◆ Task details: Starting at the beginning of the records and ending at the line that contains "x-category-label: V6 + R3 (290, 601, 352, 620)", write those lines out again with "Azufre" swapped for "Sulfur" and everything else left unchanged.

◆ Excerpted records:
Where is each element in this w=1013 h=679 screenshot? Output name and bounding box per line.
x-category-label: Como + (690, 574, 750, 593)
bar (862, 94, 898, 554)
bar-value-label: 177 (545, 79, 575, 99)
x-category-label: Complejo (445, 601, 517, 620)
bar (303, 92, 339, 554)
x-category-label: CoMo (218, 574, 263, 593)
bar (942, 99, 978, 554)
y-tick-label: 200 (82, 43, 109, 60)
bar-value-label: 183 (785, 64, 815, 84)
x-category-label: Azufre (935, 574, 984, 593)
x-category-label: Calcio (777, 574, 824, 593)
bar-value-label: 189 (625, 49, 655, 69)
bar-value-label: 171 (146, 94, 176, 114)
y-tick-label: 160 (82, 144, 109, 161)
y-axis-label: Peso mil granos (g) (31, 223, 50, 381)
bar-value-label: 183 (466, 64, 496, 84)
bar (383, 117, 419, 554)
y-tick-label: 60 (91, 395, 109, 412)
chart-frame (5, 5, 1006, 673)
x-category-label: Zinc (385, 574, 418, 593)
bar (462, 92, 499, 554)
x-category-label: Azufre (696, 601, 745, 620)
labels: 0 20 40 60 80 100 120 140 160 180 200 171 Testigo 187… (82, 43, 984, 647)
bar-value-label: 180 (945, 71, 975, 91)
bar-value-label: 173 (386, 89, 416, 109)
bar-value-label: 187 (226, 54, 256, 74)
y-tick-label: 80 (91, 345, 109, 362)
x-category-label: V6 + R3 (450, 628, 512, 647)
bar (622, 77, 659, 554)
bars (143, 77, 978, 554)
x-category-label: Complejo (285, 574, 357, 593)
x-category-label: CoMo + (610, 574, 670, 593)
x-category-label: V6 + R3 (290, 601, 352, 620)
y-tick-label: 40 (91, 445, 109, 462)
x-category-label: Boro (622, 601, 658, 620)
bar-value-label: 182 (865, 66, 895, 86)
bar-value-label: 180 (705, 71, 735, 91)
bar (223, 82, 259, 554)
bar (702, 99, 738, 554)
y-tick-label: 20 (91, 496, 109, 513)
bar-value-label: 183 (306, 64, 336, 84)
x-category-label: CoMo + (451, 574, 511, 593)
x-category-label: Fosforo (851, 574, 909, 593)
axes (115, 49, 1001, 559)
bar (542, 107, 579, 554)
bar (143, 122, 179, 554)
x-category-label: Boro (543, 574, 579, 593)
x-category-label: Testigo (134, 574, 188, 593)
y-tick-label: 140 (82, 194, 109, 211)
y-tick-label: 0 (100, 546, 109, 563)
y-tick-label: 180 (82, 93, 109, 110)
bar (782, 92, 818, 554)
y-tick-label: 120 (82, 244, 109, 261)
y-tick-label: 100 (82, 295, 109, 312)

◆ Correct result:
Where is each element in this w=1013 h=679 screenshot? Output name and bounding box per line.
x-category-label: Como + (690, 574, 750, 593)
bar (862, 94, 898, 554)
bar-value-label: 177 (545, 79, 575, 99)
x-category-label: Complejo (445, 601, 517, 620)
bar (303, 92, 339, 554)
x-category-label: CoMo (218, 574, 263, 593)
bar (942, 99, 978, 554)
y-tick-label: 200 (82, 43, 109, 60)
bar-value-label: 183 (785, 64, 815, 84)
x-category-label: Sulfur (935, 574, 984, 593)
x-category-label: Calcio (777, 574, 824, 593)
bar-value-label: 189 (625, 49, 655, 69)
bar-value-label: 171 (146, 94, 176, 114)
y-tick-label: 160 (82, 144, 109, 161)
y-axis-label: Peso mil granos (g) (31, 223, 50, 381)
bar-value-label: 183 (466, 64, 496, 84)
bar (383, 117, 419, 554)
y-tick-label: 60 (91, 395, 109, 412)
chart-frame (5, 5, 1006, 673)
x-category-label: Zinc (385, 574, 418, 593)
bar (462, 92, 499, 554)
x-category-label: Sulfur (696, 601, 745, 620)
labels: 0 20 40 60 80 100 120 140 160 180 200 171 Testigo 187… (82, 43, 984, 647)
bar-value-label: 180 (945, 71, 975, 91)
bar-value-label: 173 (386, 89, 416, 109)
bar-value-label: 187 (226, 54, 256, 74)
y-tick-label: 80 (91, 345, 109, 362)
x-category-label: V6 + R3 (450, 628, 512, 647)
bar (622, 77, 659, 554)
bars (143, 77, 978, 554)
x-category-label: Complejo (285, 574, 357, 593)
x-category-label: CoMo + (610, 574, 670, 593)
x-category-label: V6 + R3 (290, 601, 352, 620)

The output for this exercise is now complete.